Data items:

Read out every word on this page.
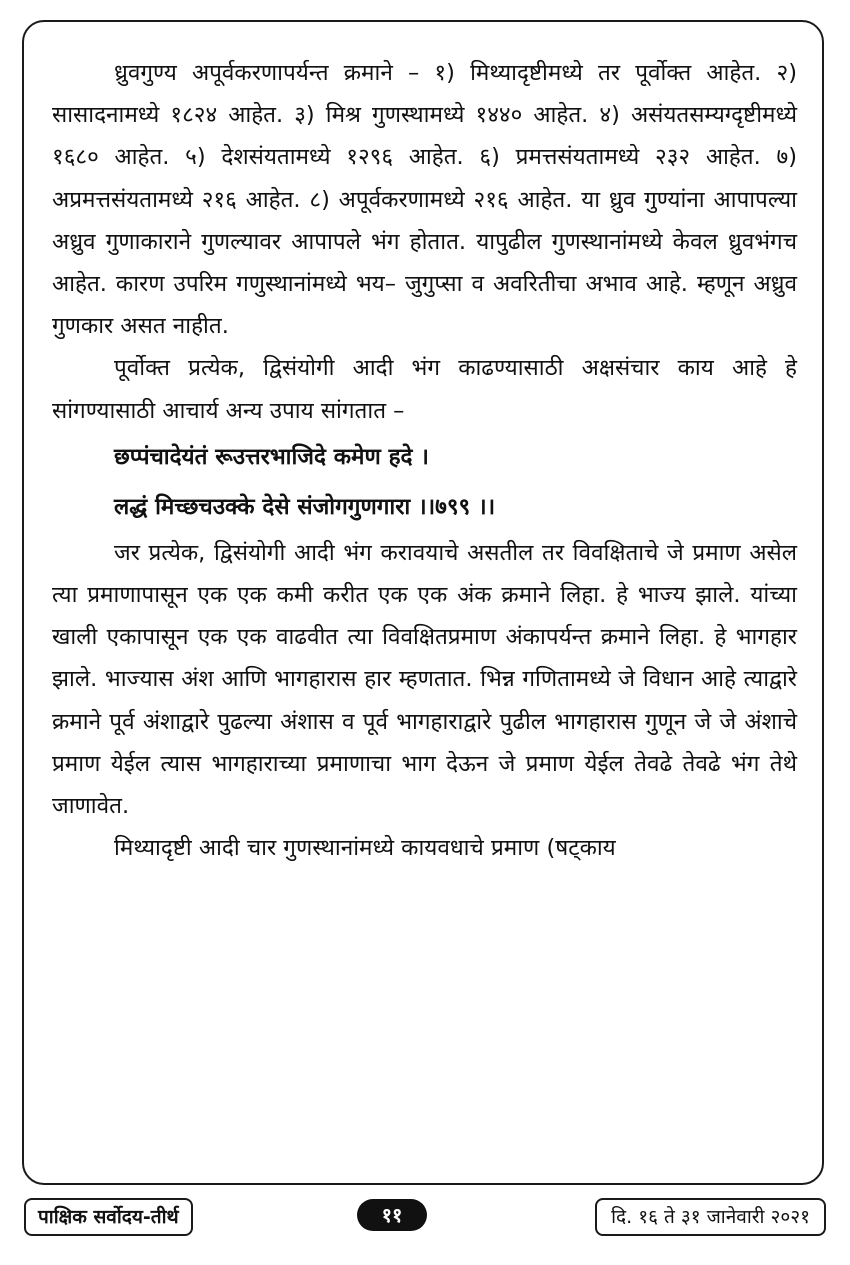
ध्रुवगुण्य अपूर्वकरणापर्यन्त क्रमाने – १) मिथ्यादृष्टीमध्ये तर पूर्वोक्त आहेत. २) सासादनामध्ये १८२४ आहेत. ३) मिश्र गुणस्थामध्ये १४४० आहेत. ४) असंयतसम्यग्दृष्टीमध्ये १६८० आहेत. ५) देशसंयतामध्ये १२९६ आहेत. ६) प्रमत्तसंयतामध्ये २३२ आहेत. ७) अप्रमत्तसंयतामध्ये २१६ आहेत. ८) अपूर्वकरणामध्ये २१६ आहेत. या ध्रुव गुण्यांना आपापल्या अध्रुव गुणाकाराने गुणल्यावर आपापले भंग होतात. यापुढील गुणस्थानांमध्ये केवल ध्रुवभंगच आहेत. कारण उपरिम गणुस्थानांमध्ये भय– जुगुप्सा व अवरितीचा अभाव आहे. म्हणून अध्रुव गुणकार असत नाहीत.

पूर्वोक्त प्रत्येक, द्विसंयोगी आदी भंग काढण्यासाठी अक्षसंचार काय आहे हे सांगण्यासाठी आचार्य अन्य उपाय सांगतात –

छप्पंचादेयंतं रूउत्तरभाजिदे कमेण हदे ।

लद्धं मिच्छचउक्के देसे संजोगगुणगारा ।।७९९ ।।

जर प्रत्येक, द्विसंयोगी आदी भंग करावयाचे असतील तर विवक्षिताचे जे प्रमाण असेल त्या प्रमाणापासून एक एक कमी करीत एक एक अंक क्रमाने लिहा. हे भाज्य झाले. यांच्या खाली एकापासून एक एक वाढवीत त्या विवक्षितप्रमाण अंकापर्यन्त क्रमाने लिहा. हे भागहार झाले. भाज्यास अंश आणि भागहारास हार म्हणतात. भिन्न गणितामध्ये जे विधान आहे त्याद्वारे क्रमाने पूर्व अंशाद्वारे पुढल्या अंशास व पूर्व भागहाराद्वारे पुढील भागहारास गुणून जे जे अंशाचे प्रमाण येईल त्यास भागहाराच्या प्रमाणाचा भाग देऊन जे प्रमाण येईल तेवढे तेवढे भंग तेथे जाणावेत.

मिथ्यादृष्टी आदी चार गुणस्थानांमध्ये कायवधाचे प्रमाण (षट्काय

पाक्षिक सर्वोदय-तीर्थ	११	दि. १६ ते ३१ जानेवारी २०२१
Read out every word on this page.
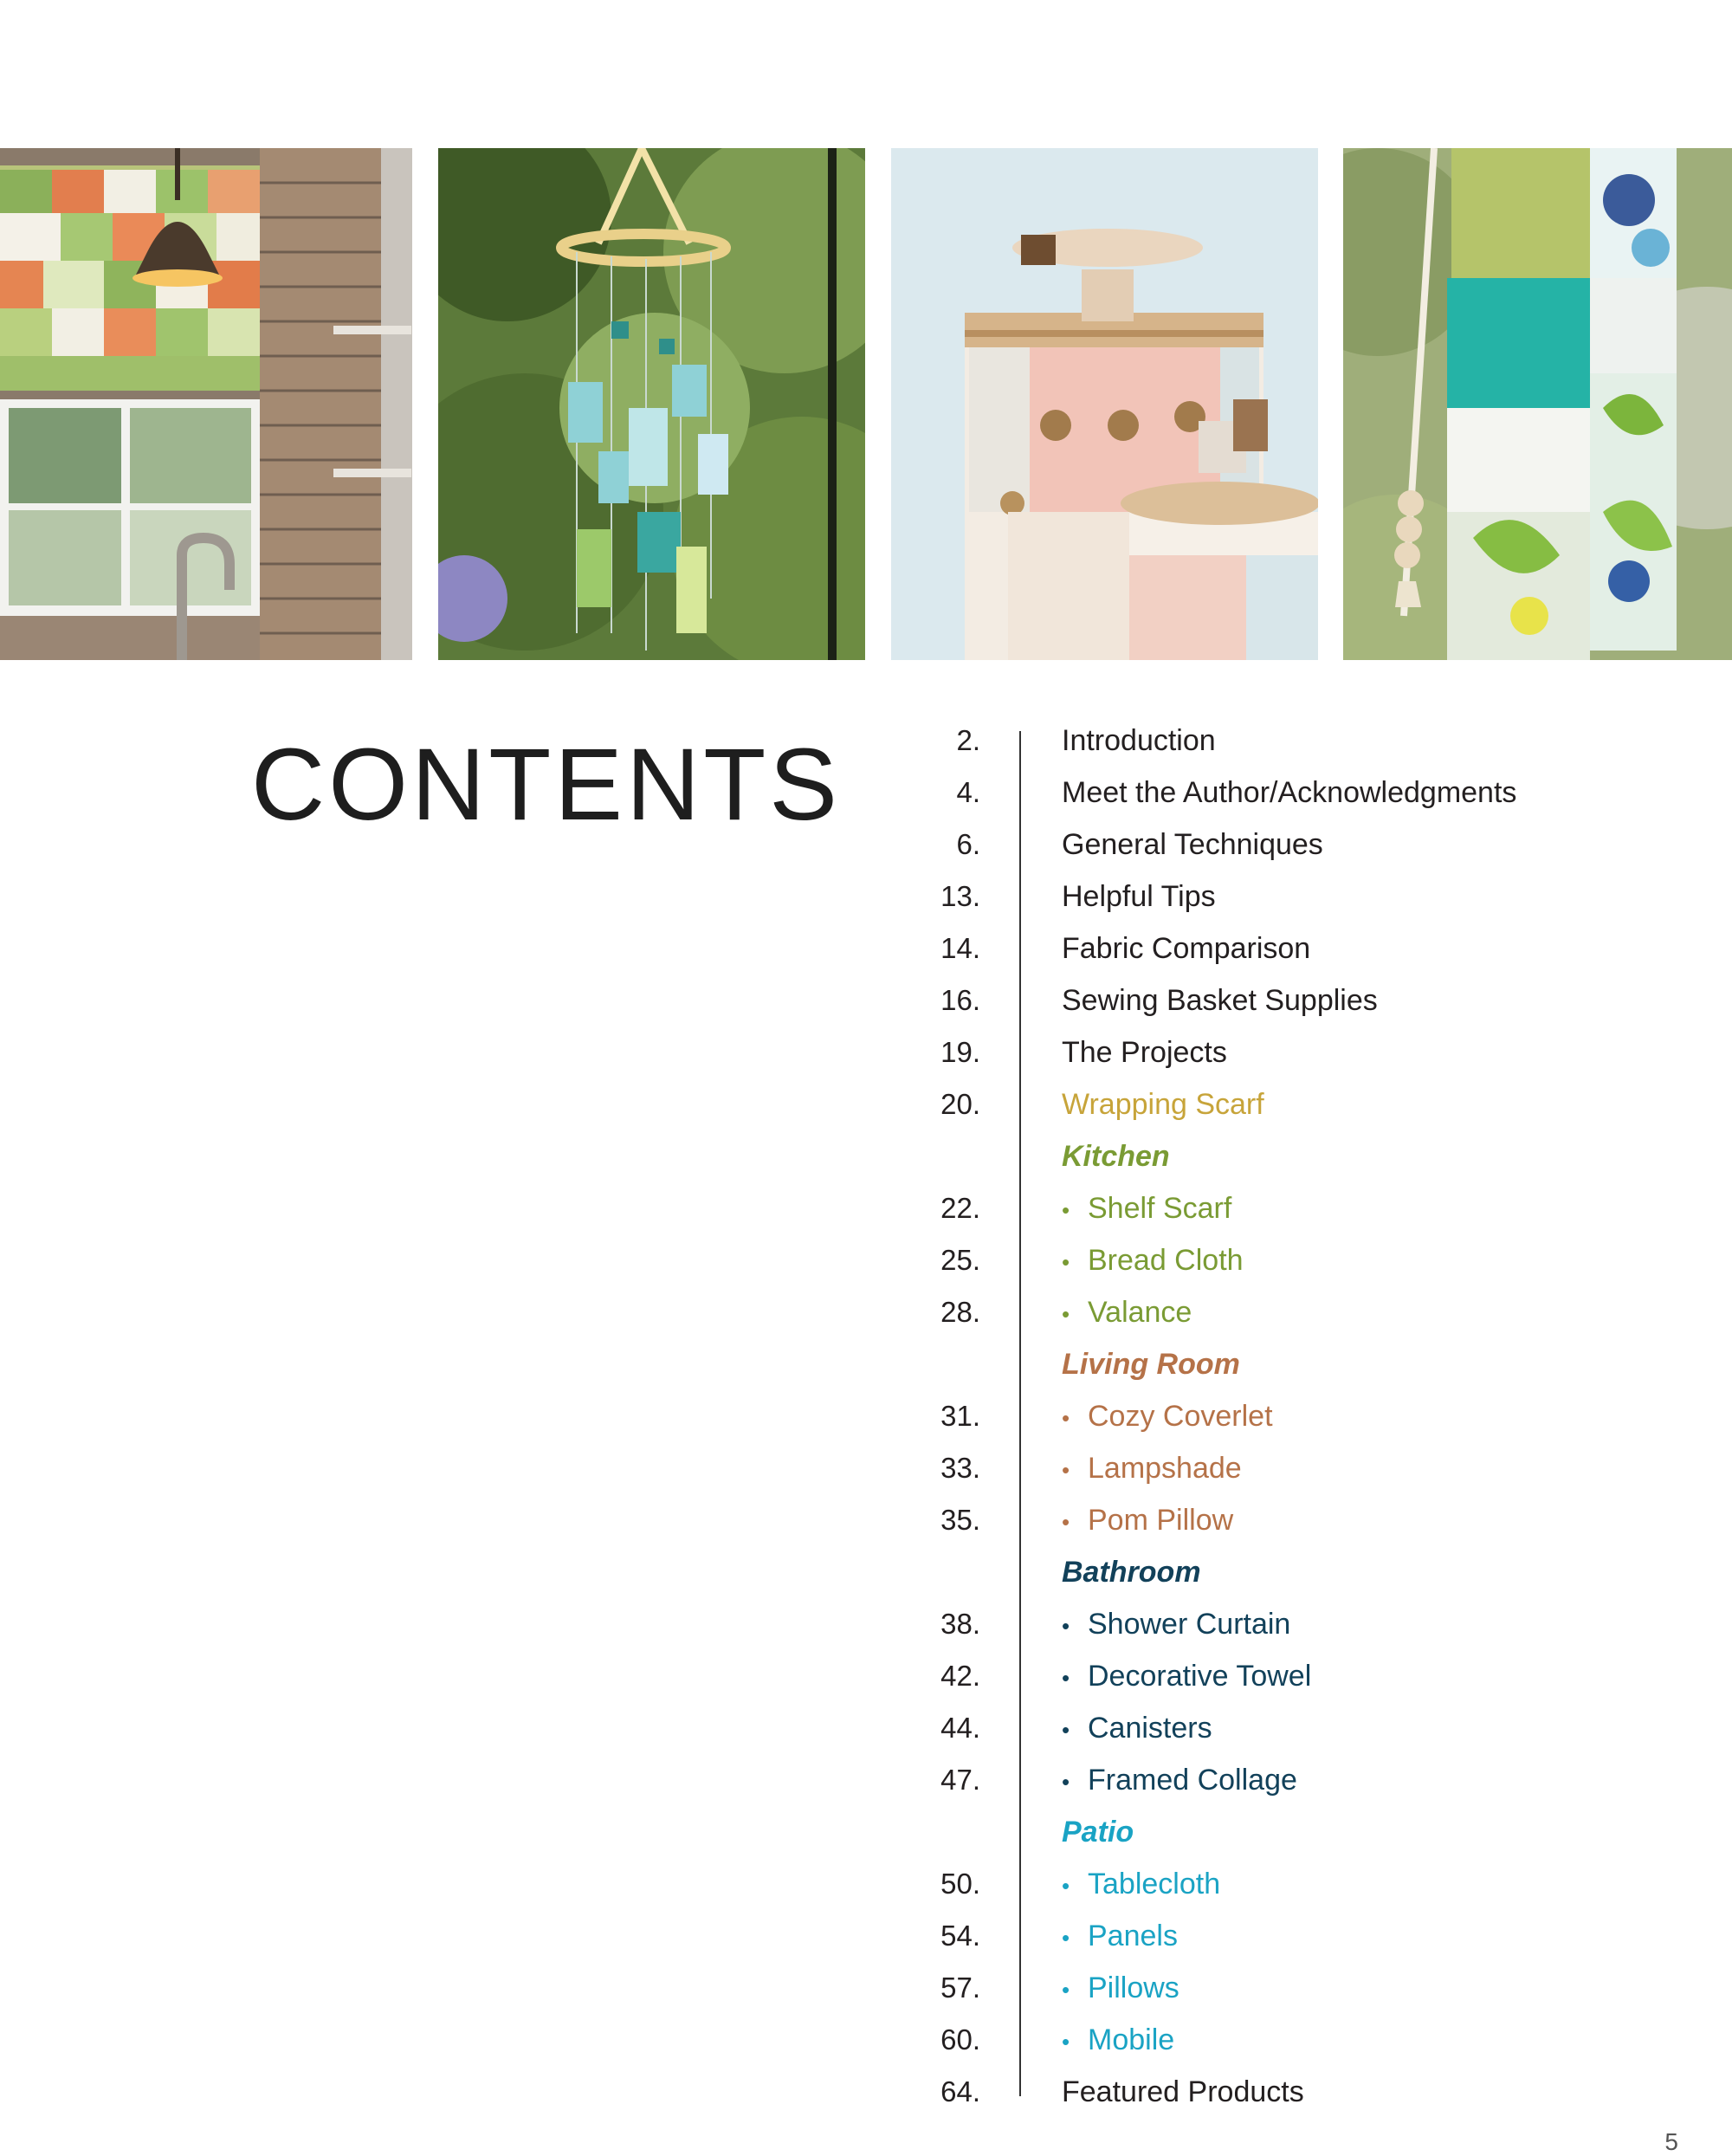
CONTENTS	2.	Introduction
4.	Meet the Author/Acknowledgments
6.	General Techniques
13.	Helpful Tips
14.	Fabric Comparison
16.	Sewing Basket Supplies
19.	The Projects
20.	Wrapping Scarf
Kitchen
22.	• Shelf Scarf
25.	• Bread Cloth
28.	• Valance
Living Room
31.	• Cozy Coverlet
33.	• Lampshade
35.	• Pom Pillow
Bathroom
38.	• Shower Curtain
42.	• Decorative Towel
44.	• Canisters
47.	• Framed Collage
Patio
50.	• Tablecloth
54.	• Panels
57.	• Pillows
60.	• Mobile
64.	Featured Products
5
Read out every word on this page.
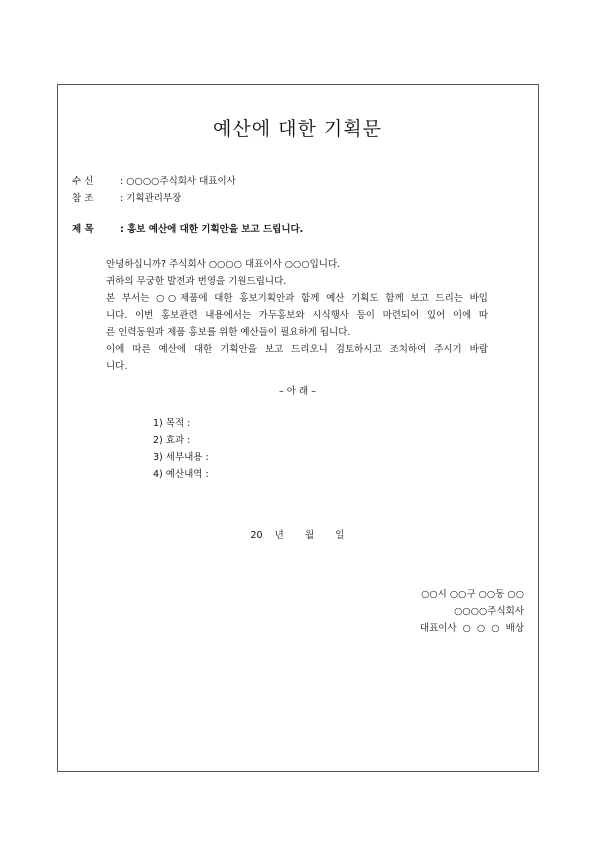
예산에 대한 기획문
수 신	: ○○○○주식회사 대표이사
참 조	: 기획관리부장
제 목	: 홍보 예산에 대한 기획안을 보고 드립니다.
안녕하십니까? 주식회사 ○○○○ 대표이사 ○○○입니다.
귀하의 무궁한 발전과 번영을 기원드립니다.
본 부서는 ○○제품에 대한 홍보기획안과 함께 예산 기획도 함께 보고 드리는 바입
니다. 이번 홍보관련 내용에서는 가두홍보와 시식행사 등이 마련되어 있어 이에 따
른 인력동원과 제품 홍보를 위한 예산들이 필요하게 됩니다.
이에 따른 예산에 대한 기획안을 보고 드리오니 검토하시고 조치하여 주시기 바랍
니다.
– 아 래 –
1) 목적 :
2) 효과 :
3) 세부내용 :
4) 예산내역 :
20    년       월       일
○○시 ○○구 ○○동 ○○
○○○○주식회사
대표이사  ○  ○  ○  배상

- [WHAT YOU ARE ASKED TO DO] Copy all the data exactly as written, but skip any picture.

- [ANSWER TO THE PROBLEM]
Read out every word on this page.
ध्रुवगुण्य अपूर्वकरणापर्यन्त क्रमाने – १) मिथ्यादृष्टीमध्ये तर पूर्वोक्त आहेत. २) सासादनामध्ये १८२४ आहेत. ३) मिश्र गुणस्थामध्ये १४४० आहेत. ४) असंयतसम्यग्दृष्टीमध्ये १६८० आहेत. ५) देशसंयतामध्ये १२९६ आहेत. ६) प्रमत्तसंयतामध्ये २३२ आहेत. ७) अप्रमत्तसंयतामध्ये २१६ आहेत. ८) अपूर्वकरणामध्ये २१६ आहेत. या ध्रुव गुण्यांना आपापल्या अध्रुव गुणाकाराने गुणल्यावर आपापले भंग होतात. यापुढील गुणस्थानांमध्ये केवल ध्रुवभंगच आहेत. कारण उपरिम गणुस्थानांमध्ये भय– जुगुप्सा व अवरितीचा अभाव आहे. म्हणून अध्रुव गुणकार असत नाहीत.

पूर्वोक्त प्रत्येक, द्विसंयोगी आदी भंग काढण्यासाठी अक्षसंचार काय आहे हे सांगण्यासाठी आचार्य अन्य उपाय सांगतात –

छप्पंचादेयंतं रूउत्तरभाजिदे कमेण हदे ।

लद्धं मिच्छचउक्के देसे संजोगगुणगारा ।।७९९ ।।

जर प्रत्येक, द्विसंयोगी आदी भंग करावयाचे असतील तर विवक्षिताचे जे प्रमाण असेल त्या प्रमाणापासून एक एक कमी करीत एक एक अंक क्रमाने लिहा. हे भाज्य झाले. यांच्या खाली एकापासून एक एक वाढवीत त्या विवक्षितप्रमाण अंकापर्यन्त क्रमाने लिहा. हे भागहार झाले. भाज्यास अंश आणि भागहारास हार म्हणतात. भिन्न गणितामध्ये जे विधान आहे त्याद्वारे क्रमाने पूर्व अंशाद्वारे पुढल्या अंशास व पूर्व भागहाराद्वारे पुढील भागहारास गुणून जे जे अंशाचे प्रमाण येईल त्यास भागहाराच्या प्रमाणाचा भाग देऊन जे प्रमाण येईल तेवढे तेवढे भंग तेथे जाणावेत.

मिथ्यादृष्टी आदी चार गुणस्थानांमध्ये कायवधाचे प्रमाण (षट्काय

पाक्षिक सर्वोदय-तीर्थ	११	दि. १६ ते ३१ जानेवारी २०२१
Read out every word on this page.
CONTENTS	2.	Introduction
4.	Meet the Author/Acknowledgments
6.	General Techniques
13.	Helpful Tips
14.	Fabric Comparison
16.	Sewing Basket Supplies
19.	The Projects
20.	Wrapping Scarf
Kitchen
22.	• Shelf Scarf
25.	• Bread Cloth
28.	• Valance
Living Room
31.	• Cozy Coverlet
33.	• Lampshade
35.	• Pom Pillow
Bathroom
38.	• Shower Curtain
42.	• Decorative Towel
44.	• Canisters
47.	• Framed Collage
Patio
50.	• Tablecloth
54.	• Panels
57.	• Pillows
60.	• Mobile
64.	Featured Products
5
Read out every word on this page.
예산에 대한 기획문
수 신	: ○○○○주식회사 대표이사
참 조	: 기획관리부장
제 목	: 홍보 예산에 대한 기획안을 보고 드립니다.
안녕하십니까? 주식회사 ○○○○ 대표이사 ○○○입니다.
귀하의 무궁한 발전과 번영을 기원드립니다.
본 부서는 ○○제품에 대한 홍보기획안과 함께 예산 기획도 함께 보고 드리는 바입
니다. 이번 홍보관련 내용에서는 가두홍보와 시식행사 등이 마련되어 있어 이에 따
른 인력동원과 제품 홍보를 위한 예산들이 필요하게 됩니다.
이에 따른 예산에 대한 기획안을 보고 드리오니 검토하시고 조치하여 주시기 바랍
니다.
– 아 래 –
1) 목적 :
2) 효과 :
3) 세부내용 :
4) 예산내역 :
20    년       월       일
○○시 ○○구 ○○동 ○○
○○○○주식회사
대표이사  ○  ○  ○  배상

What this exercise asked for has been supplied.